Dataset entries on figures
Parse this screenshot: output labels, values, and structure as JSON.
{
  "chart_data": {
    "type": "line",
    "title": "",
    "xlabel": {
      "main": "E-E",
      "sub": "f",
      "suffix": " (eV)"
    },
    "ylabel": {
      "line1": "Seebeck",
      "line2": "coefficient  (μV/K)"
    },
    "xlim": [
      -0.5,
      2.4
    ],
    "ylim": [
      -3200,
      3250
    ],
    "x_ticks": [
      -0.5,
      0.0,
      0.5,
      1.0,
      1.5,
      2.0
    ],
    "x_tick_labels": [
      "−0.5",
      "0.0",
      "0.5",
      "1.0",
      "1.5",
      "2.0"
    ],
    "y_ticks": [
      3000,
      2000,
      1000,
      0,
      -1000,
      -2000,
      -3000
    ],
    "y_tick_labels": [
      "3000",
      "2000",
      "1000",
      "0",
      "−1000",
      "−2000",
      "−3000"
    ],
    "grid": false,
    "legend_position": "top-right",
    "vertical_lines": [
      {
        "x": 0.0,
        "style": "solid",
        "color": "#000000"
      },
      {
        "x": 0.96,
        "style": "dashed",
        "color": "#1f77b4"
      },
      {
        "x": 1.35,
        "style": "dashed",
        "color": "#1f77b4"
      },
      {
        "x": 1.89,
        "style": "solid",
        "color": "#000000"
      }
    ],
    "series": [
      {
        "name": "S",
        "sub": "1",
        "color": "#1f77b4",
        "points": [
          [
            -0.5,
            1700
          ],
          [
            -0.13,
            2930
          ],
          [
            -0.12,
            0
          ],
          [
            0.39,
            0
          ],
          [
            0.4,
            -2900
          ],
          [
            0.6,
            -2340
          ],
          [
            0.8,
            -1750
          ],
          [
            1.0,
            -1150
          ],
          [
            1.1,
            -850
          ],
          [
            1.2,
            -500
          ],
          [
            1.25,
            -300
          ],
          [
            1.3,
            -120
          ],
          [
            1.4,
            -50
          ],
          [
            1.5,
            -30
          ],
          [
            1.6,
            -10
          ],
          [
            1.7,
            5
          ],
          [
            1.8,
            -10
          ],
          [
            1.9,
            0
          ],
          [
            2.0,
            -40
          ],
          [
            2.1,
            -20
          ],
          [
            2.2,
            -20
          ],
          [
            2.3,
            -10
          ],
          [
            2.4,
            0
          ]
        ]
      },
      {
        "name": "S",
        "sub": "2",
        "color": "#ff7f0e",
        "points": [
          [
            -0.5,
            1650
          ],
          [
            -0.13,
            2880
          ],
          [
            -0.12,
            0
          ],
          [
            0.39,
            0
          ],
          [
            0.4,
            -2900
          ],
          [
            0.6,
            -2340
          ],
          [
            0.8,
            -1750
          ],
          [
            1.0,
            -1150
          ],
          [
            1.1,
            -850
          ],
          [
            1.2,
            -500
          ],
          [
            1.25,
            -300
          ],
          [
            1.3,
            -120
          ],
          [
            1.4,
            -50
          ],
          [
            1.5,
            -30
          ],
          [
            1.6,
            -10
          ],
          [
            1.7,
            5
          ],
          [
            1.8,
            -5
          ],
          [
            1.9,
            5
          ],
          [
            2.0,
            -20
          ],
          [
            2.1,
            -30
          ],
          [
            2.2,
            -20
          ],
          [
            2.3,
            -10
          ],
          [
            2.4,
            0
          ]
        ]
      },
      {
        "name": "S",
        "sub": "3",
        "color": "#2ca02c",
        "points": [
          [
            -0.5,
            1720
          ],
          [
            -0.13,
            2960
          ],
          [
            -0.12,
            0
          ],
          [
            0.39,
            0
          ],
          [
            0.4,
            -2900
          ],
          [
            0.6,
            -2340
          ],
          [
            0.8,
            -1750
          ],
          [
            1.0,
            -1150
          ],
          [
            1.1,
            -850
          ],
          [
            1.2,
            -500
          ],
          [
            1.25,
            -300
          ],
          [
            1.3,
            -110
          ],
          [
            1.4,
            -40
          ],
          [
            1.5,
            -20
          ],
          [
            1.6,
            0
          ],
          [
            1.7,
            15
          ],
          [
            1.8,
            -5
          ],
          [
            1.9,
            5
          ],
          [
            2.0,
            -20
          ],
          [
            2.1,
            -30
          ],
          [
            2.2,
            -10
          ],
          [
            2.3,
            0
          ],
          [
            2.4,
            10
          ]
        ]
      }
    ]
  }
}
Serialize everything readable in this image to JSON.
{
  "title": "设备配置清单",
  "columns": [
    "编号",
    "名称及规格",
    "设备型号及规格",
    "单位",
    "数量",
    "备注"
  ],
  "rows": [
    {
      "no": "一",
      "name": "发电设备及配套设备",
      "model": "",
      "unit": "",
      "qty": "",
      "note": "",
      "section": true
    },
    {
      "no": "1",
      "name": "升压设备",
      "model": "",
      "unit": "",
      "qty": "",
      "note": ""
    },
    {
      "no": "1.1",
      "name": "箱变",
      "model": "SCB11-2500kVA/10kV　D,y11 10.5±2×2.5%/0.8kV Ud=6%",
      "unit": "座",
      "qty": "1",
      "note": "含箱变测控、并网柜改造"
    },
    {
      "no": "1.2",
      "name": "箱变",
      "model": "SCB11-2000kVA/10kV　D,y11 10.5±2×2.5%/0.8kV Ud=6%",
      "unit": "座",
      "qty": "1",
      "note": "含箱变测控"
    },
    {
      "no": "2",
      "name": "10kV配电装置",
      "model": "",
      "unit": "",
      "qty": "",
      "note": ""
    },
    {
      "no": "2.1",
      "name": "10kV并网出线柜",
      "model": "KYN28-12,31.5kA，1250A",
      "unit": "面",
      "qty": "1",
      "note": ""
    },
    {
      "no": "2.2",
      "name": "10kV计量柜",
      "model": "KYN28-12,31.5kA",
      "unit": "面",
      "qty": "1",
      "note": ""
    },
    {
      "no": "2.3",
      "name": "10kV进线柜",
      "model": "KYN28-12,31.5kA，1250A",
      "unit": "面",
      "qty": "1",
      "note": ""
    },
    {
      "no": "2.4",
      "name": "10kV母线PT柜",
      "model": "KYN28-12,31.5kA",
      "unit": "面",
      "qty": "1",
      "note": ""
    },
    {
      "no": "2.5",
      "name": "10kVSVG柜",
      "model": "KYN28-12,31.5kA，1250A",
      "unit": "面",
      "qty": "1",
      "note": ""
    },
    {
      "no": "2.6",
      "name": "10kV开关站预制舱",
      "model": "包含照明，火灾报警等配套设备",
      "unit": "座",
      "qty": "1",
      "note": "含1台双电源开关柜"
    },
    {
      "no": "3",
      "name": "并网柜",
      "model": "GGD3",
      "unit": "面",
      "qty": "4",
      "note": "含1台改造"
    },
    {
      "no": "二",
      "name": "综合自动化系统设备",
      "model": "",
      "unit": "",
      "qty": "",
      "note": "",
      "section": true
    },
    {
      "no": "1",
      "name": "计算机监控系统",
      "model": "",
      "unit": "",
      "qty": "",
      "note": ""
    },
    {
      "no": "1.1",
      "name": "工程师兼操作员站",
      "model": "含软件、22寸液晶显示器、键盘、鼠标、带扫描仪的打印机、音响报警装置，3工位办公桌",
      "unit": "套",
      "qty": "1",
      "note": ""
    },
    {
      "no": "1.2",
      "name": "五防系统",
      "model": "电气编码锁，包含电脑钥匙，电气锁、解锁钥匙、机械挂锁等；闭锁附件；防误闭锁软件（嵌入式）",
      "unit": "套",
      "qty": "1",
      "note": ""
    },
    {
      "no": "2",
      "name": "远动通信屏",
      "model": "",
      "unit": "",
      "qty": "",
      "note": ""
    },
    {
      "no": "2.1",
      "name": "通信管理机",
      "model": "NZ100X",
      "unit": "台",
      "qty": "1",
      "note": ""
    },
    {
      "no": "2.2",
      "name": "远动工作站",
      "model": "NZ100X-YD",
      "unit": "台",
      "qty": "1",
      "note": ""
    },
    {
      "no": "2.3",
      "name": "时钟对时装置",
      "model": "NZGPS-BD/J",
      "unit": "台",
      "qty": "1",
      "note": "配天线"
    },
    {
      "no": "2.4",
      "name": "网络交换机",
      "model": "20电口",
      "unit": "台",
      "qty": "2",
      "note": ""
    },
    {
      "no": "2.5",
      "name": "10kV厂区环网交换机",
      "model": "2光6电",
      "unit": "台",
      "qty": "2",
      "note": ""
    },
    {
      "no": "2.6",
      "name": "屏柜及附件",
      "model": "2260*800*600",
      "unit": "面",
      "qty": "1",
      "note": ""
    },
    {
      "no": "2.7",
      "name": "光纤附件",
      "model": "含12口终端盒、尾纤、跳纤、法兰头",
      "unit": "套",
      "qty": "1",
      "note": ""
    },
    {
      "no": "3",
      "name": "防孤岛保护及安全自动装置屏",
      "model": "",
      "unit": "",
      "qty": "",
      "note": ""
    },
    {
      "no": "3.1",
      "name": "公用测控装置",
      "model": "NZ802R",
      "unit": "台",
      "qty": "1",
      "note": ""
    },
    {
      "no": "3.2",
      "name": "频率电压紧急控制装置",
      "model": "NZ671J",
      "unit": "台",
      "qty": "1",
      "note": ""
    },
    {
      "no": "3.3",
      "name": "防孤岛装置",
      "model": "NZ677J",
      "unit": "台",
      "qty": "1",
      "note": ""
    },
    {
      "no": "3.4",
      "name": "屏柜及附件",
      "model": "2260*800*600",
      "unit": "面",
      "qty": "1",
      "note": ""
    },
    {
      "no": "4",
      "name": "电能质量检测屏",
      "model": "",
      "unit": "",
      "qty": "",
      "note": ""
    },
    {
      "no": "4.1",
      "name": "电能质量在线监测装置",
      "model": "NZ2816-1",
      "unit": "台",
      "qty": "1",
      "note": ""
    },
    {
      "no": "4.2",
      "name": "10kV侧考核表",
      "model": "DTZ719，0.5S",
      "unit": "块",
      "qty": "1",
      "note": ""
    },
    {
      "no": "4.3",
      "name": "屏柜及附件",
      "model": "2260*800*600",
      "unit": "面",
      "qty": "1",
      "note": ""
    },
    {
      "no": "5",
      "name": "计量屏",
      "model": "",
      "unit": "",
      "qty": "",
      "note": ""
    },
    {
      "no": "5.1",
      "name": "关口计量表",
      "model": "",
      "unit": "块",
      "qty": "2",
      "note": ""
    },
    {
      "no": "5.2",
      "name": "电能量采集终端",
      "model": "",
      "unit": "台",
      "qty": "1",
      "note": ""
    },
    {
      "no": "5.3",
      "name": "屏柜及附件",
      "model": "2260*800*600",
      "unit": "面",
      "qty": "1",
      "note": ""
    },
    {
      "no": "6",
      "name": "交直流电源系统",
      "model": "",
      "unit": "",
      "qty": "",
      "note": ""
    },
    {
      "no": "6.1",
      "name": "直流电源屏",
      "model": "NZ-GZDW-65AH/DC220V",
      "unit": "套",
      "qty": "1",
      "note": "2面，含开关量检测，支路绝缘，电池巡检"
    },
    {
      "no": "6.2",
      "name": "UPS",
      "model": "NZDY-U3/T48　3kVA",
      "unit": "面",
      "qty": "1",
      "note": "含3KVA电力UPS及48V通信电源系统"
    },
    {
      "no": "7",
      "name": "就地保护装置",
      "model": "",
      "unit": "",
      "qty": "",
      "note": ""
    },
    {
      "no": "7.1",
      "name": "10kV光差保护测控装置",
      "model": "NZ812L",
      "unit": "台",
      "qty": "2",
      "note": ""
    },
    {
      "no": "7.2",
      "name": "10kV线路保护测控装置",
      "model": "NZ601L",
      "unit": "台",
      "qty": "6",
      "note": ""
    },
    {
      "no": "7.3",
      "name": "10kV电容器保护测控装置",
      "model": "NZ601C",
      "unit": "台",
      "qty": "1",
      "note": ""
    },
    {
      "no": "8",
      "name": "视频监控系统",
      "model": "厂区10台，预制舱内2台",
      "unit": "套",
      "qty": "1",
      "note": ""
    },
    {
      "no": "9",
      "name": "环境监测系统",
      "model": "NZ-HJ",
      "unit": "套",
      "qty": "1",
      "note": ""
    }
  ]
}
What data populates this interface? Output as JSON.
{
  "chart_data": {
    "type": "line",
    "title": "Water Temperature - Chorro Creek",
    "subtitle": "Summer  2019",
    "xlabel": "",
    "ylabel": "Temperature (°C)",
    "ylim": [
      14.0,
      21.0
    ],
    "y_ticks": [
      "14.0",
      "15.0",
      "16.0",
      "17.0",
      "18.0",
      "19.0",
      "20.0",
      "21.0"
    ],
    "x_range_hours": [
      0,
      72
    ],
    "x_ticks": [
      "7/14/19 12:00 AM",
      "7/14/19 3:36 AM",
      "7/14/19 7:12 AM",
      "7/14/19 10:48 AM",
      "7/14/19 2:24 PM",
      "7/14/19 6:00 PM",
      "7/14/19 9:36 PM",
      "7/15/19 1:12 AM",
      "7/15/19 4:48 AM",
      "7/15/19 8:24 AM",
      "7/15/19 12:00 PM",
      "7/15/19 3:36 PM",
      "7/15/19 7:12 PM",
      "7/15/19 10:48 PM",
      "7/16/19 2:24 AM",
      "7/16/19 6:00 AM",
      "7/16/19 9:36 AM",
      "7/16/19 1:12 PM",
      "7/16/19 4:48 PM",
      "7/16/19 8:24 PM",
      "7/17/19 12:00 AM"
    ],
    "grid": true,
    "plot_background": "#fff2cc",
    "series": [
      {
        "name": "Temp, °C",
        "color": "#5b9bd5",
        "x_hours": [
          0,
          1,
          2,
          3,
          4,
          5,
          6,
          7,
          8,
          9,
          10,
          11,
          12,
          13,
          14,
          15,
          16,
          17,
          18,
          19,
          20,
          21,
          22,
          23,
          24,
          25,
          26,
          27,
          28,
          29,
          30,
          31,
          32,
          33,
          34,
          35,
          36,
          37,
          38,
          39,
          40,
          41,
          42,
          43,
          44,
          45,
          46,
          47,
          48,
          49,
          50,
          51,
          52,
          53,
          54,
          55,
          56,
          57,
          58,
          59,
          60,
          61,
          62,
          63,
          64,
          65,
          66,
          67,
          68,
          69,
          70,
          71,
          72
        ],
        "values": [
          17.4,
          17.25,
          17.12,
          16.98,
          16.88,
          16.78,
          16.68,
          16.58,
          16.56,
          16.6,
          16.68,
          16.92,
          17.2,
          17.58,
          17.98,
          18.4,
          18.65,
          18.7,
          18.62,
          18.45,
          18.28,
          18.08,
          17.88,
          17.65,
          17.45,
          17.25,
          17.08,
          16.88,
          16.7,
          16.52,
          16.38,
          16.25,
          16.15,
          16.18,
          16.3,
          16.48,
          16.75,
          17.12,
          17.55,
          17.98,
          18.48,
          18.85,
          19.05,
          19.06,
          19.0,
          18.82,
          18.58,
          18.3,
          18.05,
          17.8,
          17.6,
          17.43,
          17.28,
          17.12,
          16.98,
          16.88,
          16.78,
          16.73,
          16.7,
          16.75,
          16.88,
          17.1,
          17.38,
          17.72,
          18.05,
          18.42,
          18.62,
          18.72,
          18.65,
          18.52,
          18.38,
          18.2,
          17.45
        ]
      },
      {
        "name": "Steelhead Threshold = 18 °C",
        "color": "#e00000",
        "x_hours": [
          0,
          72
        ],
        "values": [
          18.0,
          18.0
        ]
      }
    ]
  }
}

TASK TO COMPLETE: Return every line in the listing that contains the word "Temperature".

EXERCISE RESPONSE:
    "title": "Water Temperature - Chorro Creek",
    "ylabel": "Temperature (°C)",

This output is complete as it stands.